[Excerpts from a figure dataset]
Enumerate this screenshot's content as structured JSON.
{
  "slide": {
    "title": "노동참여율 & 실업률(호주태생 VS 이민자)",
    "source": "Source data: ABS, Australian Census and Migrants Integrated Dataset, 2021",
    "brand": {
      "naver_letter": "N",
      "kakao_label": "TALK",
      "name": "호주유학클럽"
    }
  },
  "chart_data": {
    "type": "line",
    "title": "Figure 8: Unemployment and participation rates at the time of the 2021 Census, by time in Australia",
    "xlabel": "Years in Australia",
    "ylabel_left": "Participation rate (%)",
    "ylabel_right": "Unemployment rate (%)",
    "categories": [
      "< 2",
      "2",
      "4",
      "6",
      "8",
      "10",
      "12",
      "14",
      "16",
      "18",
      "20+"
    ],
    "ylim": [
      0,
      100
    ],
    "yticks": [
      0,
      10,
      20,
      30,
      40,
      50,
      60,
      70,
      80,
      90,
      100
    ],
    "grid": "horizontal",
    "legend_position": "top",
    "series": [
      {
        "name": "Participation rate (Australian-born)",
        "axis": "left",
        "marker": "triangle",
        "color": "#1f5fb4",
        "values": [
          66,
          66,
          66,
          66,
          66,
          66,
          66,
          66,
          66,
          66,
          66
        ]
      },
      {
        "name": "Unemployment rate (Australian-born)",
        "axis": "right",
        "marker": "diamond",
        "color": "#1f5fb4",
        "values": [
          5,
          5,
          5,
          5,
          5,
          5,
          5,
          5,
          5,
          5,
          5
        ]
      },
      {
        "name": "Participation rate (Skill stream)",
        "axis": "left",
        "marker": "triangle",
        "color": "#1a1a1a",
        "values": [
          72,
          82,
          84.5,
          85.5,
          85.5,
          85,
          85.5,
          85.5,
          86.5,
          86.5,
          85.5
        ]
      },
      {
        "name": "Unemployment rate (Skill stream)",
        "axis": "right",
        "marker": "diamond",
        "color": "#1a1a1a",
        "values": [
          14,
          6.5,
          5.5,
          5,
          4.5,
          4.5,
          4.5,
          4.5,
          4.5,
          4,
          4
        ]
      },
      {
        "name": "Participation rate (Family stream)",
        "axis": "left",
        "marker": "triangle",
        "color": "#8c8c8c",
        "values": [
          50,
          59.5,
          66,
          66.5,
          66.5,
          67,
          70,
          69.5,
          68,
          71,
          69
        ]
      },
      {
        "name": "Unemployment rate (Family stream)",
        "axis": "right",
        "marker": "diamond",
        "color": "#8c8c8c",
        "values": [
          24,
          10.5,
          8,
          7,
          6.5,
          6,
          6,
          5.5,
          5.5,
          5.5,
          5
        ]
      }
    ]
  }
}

WHAT YOU WILL DO -> In the entries above, find every line with the word "Unemployment" and list it.

RESPONSE BELOW ->
    "title": "Figure 8: Unemployment and participation rates at the time of the 2021 Census, by time in Australia",
    "ylabel_right": "Unemployment rate (%)",
        "name": "Unemployment rate (Australian-born)",
        "name": "Unemployment rate (Skill stream)",
        "name": "Unemployment rate (Family stream)",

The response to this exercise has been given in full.